THE TASK » Print the data that follows exactly.

EXTRACTED RECORDS »
☆ ☆ ☆ ☆
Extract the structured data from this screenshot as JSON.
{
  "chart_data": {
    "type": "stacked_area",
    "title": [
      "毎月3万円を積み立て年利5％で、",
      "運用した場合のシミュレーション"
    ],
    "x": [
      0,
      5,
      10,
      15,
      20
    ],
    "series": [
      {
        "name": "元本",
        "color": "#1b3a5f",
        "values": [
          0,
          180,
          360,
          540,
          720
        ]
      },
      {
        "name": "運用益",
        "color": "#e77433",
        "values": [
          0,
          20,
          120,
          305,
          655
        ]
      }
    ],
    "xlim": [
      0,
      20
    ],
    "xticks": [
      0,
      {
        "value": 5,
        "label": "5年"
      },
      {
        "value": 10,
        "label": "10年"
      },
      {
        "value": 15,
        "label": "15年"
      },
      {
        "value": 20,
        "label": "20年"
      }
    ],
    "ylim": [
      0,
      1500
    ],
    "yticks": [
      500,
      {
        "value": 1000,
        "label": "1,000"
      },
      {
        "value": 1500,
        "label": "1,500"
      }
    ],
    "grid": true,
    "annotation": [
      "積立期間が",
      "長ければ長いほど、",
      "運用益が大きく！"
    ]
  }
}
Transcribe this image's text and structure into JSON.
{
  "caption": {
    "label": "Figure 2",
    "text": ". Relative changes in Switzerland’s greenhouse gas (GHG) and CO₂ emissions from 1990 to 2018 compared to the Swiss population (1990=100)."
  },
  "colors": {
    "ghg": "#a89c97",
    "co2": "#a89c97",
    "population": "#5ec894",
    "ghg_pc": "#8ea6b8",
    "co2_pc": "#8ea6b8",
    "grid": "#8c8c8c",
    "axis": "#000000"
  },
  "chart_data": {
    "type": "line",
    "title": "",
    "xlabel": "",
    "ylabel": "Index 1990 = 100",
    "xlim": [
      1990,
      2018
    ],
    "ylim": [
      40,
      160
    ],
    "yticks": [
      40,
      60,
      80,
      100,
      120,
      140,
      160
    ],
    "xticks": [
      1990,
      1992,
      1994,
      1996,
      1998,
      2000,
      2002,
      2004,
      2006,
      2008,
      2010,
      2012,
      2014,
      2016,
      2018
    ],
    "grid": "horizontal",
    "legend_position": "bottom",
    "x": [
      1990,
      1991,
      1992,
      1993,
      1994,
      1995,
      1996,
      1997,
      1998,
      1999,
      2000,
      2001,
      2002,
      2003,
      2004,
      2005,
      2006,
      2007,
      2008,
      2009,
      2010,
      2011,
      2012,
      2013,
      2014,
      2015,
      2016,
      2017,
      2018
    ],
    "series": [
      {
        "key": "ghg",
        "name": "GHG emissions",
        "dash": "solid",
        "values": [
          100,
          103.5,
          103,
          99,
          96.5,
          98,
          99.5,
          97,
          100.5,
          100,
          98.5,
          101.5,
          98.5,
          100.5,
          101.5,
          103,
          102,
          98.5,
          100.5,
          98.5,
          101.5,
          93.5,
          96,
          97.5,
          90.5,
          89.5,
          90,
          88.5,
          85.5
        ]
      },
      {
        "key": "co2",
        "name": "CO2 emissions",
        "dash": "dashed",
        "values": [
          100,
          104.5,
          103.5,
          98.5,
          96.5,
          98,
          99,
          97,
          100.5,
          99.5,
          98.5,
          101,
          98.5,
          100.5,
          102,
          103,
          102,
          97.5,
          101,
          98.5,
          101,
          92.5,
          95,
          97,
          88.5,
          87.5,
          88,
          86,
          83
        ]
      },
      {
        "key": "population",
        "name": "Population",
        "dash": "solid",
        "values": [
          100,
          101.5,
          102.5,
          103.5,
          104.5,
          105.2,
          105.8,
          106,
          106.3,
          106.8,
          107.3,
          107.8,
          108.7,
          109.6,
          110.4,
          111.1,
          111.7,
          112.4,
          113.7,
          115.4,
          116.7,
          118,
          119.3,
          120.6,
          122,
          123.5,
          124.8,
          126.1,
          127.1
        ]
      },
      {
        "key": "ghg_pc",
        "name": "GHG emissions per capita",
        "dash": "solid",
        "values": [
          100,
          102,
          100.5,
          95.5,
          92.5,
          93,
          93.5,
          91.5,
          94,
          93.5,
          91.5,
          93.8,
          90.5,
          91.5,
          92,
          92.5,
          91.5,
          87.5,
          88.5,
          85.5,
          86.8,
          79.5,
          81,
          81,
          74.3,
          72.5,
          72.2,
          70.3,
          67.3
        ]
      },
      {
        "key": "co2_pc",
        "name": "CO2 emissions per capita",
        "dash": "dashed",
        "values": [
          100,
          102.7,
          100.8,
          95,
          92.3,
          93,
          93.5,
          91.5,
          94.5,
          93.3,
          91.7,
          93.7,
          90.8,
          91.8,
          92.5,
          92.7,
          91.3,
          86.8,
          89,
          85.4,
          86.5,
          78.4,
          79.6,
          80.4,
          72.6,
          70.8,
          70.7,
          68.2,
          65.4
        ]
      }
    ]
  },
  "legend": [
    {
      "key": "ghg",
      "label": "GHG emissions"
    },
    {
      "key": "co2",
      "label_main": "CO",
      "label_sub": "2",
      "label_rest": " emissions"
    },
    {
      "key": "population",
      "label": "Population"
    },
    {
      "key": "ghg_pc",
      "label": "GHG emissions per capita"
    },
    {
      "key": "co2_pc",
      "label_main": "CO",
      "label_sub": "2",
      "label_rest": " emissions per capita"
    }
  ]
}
☆ ☆ ☆ ☆
FULL SOLUTION »
Extract the structured data from this screenshot as JSON.
{
  "chart_data": {
    "type": "stacked_area",
    "title": [
      "毎月3万円を積み立て年利5％で、",
      "運用した場合のシミュレーション"
    ],
    "x": [
      0,
      5,
      10,
      15,
      20
    ],
    "series": [
      {
        "name": "元本",
        "color": "#1b3a5f",
        "values": [
          0,
          180,
          360,
          540,
          720
        ]
      },
      {
        "name": "運用益",
        "color": "#e77433",
        "values": [
          0,
          20,
          120,
          305,
          655
        ]
      }
    ],
    "xlim": [
      0,
      20
    ],
    "xticks": [
      0,
      {
        "value": 5,
        "label": "5年"
      },
      {
        "value": 10,
        "label": "10年"
      },
      {
        "value": 15,
        "label": "15年"
      },
      {
        "value": 20,
        "label": "20年"
      }
    ],
    "ylim": [
      0,
      1500
    ],
    "yticks": [
      500,
      {
        "value": 1000,
        "label": "1,000"
      },
      {
        "value": 1500,
        "label": "1,500"
      }
    ],
    "grid": true,
    "annotation": [
      "積立期間が",
      "長ければ長いほど、",
      "運用益が大きく！"
    ]
  }
}
Transcribe this image's text and structure into JSON.
{
  "caption": {
    "label": "Figure 2",
    "text": ". Relative changes in Switzerland’s greenhouse gas (GHG) and CO₂ emissions from 1990 to 2018 compared to the Swiss population (1990=100)."
  },
  "colors": {
    "ghg": "#a89c97",
    "co2": "#a89c97",
    "population": "#5ec894",
    "ghg_pc": "#8ea6b8",
    "co2_pc": "#8ea6b8",
    "grid": "#8c8c8c",
    "axis": "#000000"
  },
  "chart_data": {
    "type": "line",
    "title": "",
    "xlabel": "",
    "ylabel": "Index 1990 = 100",
    "xlim": [
      1990,
      2018
    ],
    "ylim": [
      40,
      160
    ],
    "yticks": [
      40,
      60,
      80,
      100,
      120,
      140,
      160
    ],
    "xticks": [
      1990,
      1992,
      1994,
      1996,
      1998,
      2000,
      2002,
      2004,
      2006,
      2008,
      2010,
      2012,
      2014,
      2016,
      2018
    ],
    "grid": "horizontal",
    "legend_position": "bottom",
    "x": [
      1990,
      1991,
      1992,
      1993,
      1994,
      1995,
      1996,
      1997,
      1998,
      1999,
      2000,
      2001,
      2002,
      2003,
      2004,
      2005,
      2006,
      2007,
      2008,
      2009,
      2010,
      2011,
      2012,
      2013,
      2014,
      2015,
      2016,
      2017,
      2018
    ],
    "series": [
      {
        "key": "ghg",
        "name": "GHG emissions",
        "dash": "solid",
        "values": [
          100,
          103.5,
          103,
          99,
          96.5,
          98,
          99.5,
          97,
          100.5,
          100,
          98.5,
          101.5,
          98.5,
          100.5,
          101.5,
          103,
          102,
          98.5,
          100.5,
          98.5,
          101.5,
          93.5,
          96,
          97.5,
          90.5,
          89.5,
          90,
          88.5,
          85.5
        ]
      },
      {
        "key": "co2",
        "name": "CO2 emissions",
        "dash": "dashed",
        "values": [
          100,
          104.5,
          103.5,
          98.5,
          96.5,
          98,
          99,
          97,
          100.5,
          99.5,
          98.5,
          101,
          98.5,
          100.5,
          102,
          103,
          102,
          97.5,
          101,
          98.5,
          101,
          92.5,
          95,
          97,
          88.5,
          87.5,
          88,
          86,
          83
        ]
      },
      {
        "key": "population",
        "name": "Population",
        "dash": "solid",
        "values": [
          100,
          101.5,
          102.5,
          103.5,
          104.5,
          105.2,
          105.8,
          106,
          106.3,
          106.8,
          107.3,
          107.8,
          108.7,
          109.6,
          110.4,
          111.1,
          111.7,
          112.4,
          113.7,
          115.4,
          116.7,
          118,
          119.3,
          120.6,
          122,
          123.5,
          124.8,
          126.1,
          127.1
        ]
      },
      {
        "key": "ghg_pc",
        "name": "GHG emissions per capita",
        "dash": "solid",
        "values": [
          100,
          102,
          100.5,
          95.5,
          92.5,
          93,
          93.5,
          91.5,
          94,
          93.5,
          91.5,
          93.8,
          90.5,
          91.5,
          92,
          92.5,
          91.5,
          87.5,
          88.5,
          85.5,
          86.8,
          79.5,
          81,
          81,
          74.3,
          72.5,
          72.2,
          70.3,
          67.3
        ]
      },
      {
        "key": "co2_pc",
        "name": "CO2 emissions per capita",
        "dash": "dashed",
        "values": [
          100,
          102.7,
          100.8,
          95,
          92.3,
          93,
          93.5,
          91.5,
          94.5,
          93.3,
          91.7,
          93.7,
          90.8,
          91.8,
          92.5,
          92.7,
          91.3,
          86.8,
          89,
          85.4,
          86.5,
          78.4,
          79.6,
          80.4,
          72.6,
          70.8,
          70.7,
          68.2,
          65.4
        ]
      }
    ]
  },
  "legend": [
    {
      "key": "ghg",
      "label": "GHG emissions"
    },
    {
      "key": "co2",
      "label_main": "CO",
      "label_sub": "2",
      "label_rest": " emissions"
    },
    {
      "key": "population",
      "label": "Population"
    },
    {
      "key": "ghg_pc",
      "label": "GHG emissions per capita"
    },
    {
      "key": "co2_pc",
      "label_main": "CO",
      "label_sub": "2",
      "label_rest": " emissions per capita"
    }
  ]
}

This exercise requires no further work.